• AIM: Output every record word for word.

Items from a figure collection
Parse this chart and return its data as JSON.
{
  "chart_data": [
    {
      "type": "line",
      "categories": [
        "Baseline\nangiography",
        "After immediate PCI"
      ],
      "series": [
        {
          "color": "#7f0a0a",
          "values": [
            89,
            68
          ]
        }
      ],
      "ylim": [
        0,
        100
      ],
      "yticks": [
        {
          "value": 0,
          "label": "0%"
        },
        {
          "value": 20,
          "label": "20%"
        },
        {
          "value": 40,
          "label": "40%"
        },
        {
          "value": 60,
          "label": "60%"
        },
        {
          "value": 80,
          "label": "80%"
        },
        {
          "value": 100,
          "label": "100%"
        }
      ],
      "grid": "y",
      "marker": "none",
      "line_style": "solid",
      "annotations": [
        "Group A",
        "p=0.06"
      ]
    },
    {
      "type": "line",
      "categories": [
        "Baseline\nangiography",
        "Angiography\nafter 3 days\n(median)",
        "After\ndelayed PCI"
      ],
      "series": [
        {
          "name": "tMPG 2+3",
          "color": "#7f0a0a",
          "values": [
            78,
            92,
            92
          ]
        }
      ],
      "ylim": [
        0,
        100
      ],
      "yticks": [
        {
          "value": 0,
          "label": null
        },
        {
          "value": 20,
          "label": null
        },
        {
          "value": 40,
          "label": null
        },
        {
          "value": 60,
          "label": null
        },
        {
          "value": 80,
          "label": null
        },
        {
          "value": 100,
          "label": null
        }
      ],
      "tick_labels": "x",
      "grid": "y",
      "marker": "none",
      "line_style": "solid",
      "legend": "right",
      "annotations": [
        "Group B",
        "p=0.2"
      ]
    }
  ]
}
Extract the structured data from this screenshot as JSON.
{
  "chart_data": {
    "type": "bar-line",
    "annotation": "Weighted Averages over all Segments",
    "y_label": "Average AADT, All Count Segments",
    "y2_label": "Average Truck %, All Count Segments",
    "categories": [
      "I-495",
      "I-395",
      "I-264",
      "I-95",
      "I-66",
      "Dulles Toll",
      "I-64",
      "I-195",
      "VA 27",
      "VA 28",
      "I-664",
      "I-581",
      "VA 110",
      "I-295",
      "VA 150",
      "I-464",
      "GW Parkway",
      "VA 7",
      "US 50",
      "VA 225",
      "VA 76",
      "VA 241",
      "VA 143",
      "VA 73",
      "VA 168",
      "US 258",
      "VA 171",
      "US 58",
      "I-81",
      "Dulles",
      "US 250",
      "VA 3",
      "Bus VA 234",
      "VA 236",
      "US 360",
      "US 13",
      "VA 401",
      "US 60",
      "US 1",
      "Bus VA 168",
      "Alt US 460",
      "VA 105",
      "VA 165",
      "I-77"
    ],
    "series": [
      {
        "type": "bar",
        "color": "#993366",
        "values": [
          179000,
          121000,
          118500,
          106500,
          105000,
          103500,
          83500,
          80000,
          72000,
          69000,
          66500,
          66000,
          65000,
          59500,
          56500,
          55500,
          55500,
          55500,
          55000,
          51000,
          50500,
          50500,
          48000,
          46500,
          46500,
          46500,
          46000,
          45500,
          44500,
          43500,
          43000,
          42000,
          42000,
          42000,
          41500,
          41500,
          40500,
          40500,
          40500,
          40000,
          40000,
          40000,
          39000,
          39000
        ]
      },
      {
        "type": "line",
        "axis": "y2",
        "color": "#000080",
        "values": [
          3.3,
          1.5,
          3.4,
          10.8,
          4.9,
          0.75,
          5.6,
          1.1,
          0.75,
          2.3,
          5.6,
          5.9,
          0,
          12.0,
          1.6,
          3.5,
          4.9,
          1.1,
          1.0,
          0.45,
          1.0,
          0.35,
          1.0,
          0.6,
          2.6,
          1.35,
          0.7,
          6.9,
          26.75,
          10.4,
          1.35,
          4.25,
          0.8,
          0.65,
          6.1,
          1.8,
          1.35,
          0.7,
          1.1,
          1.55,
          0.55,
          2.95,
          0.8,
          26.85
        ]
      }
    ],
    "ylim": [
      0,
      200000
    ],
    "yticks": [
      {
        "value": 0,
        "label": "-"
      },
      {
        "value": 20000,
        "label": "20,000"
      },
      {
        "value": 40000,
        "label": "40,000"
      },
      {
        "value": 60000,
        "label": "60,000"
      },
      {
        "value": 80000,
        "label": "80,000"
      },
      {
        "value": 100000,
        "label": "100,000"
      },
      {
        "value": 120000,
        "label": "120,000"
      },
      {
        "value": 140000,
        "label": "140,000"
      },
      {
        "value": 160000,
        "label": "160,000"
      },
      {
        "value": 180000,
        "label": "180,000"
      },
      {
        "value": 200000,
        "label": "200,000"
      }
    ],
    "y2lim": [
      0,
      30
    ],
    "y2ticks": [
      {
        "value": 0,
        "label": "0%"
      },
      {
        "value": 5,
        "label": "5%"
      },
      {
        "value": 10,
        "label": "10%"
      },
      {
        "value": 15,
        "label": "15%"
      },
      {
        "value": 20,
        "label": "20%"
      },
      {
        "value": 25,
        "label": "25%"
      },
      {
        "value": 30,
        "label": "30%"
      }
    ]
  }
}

• COMPLETE RESPONSE:
Parse this chart and return its data as JSON.
{
  "chart_data": [
    {
      "type": "line",
      "categories": [
        "Baseline\nangiography",
        "After immediate PCI"
      ],
      "series": [
        {
          "color": "#7f0a0a",
          "values": [
            89,
            68
          ]
        }
      ],
      "ylim": [
        0,
        100
      ],
      "yticks": [
        {
          "value": 0,
          "label": "0%"
        },
        {
          "value": 20,
          "label": "20%"
        },
        {
          "value": 40,
          "label": "40%"
        },
        {
          "value": 60,
          "label": "60%"
        },
        {
          "value": 80,
          "label": "80%"
        },
        {
          "value": 100,
          "label": "100%"
        }
      ],
      "grid": "y",
      "marker": "none",
      "line_style": "solid",
      "annotations": [
        "Group A",
        "p=0.06"
      ]
    },
    {
      "type": "line",
      "categories": [
        "Baseline\nangiography",
        "Angiography\nafter 3 days\n(median)",
        "After\ndelayed PCI"
      ],
      "series": [
        {
          "name": "tMPG 2+3",
          "color": "#7f0a0a",
          "values": [
            78,
            92,
            92
          ]
        }
      ],
      "ylim": [
        0,
        100
      ],
      "yticks": [
        {
          "value": 0,
          "label": null
        },
        {
          "value": 20,
          "label": null
        },
        {
          "value": 40,
          "label": null
        },
        {
          "value": 60,
          "label": null
        },
        {
          "value": 80,
          "label": null
        },
        {
          "value": 100,
          "label": null
        }
      ],
      "tick_labels": "x",
      "grid": "y",
      "marker": "none",
      "line_style": "solid",
      "legend": "right",
      "annotations": [
        "Group B",
        "p=0.2"
      ]
    }
  ]
}
Extract the structured data from this screenshot as JSON.
{
  "chart_data": {
    "type": "bar-line",
    "annotation": "Weighted Averages over all Segments",
    "y_label": "Average AADT, All Count Segments",
    "y2_label": "Average Truck %, All Count Segments",
    "categories": [
      "I-495",
      "I-395",
      "I-264",
      "I-95",
      "I-66",
      "Dulles Toll",
      "I-64",
      "I-195",
      "VA 27",
      "VA 28",
      "I-664",
      "I-581",
      "VA 110",
      "I-295",
      "VA 150",
      "I-464",
      "GW Parkway",
      "VA 7",
      "US 50",
      "VA 225",
      "VA 76",
      "VA 241",
      "VA 143",
      "VA 73",
      "VA 168",
      "US 258",
      "VA 171",
      "US 58",
      "I-81",
      "Dulles",
      "US 250",
      "VA 3",
      "Bus VA 234",
      "VA 236",
      "US 360",
      "US 13",
      "VA 401",
      "US 60",
      "US 1",
      "Bus VA 168",
      "Alt US 460",
      "VA 105",
      "VA 165",
      "I-77"
    ],
    "series": [
      {
        "type": "bar",
        "color": "#993366",
        "values": [
          179000,
          121000,
          118500,
          106500,
          105000,
          103500,
          83500,
          80000,
          72000,
          69000,
          66500,
          66000,
          65000,
          59500,
          56500,
          55500,
          55500,
          55500,
          55000,
          51000,
          50500,
          50500,
          48000,
          46500,
          46500,
          46500,
          46000,
          45500,
          44500,
          43500,
          43000,
          42000,
          42000,
          42000,
          41500,
          41500,
          40500,
          40500,
          40500,
          40000,
          40000,
          40000,
          39000,
          39000
        ]
      },
      {
        "type": "line",
        "axis": "y2",
        "color": "#000080",
        "values": [
          3.3,
          1.5,
          3.4,
          10.8,
          4.9,
          0.75,
          5.6,
          1.1,
          0.75,
          2.3,
          5.6,
          5.9,
          0,
          12.0,
          1.6,
          3.5,
          4.9,
          1.1,
          1.0,
          0.45,
          1.0,
          0.35,
          1.0,
          0.6,
          2.6,
          1.35,
          0.7,
          6.9,
          26.75,
          10.4,
          1.35,
          4.25,
          0.8,
          0.65,
          6.1,
          1.8,
          1.35,
          0.7,
          1.1,
          1.55,
          0.55,
          2.95,
          0.8,
          26.85
        ]
      }
    ],
    "ylim": [
      0,
      200000
    ],
    "yticks": [
      {
        "value": 0,
        "label": "-"
      },
      {
        "value": 20000,
        "label": "20,000"
      },
      {
        "value": 40000,
        "label": "40,000"
      },
      {
        "value": 60000,
        "label": "60,000"
      },
      {
        "value": 80000,
        "label": "80,000"
      },
      {
        "value": 100000,
        "label": "100,000"
      },
      {
        "value": 120000,
        "label": "120,000"
      },
      {
        "value": 140000,
        "label": "140,000"
      },
      {
        "value": 160000,
        "label": "160,000"
      },
      {
        "value": 180000,
        "label": "180,000"
      },
      {
        "value": 200000,
        "label": "200,000"
      }
    ],
    "y2lim": [
      0,
      30
    ],
    "y2ticks": [
      {
        "value": 0,
        "label": "0%"
      },
      {
        "value": 5,
        "label": "5%"
      },
      {
        "value": 10,
        "label": "10%"
      },
      {
        "value": 15,
        "label": "15%"
      },
      {
        "value": 20,
        "label": "20%"
      },
      {
        "value": 25,
        "label": "25%"
      },
      {
        "value": 30,
        "label": "30%"
      }
    ]
  }
}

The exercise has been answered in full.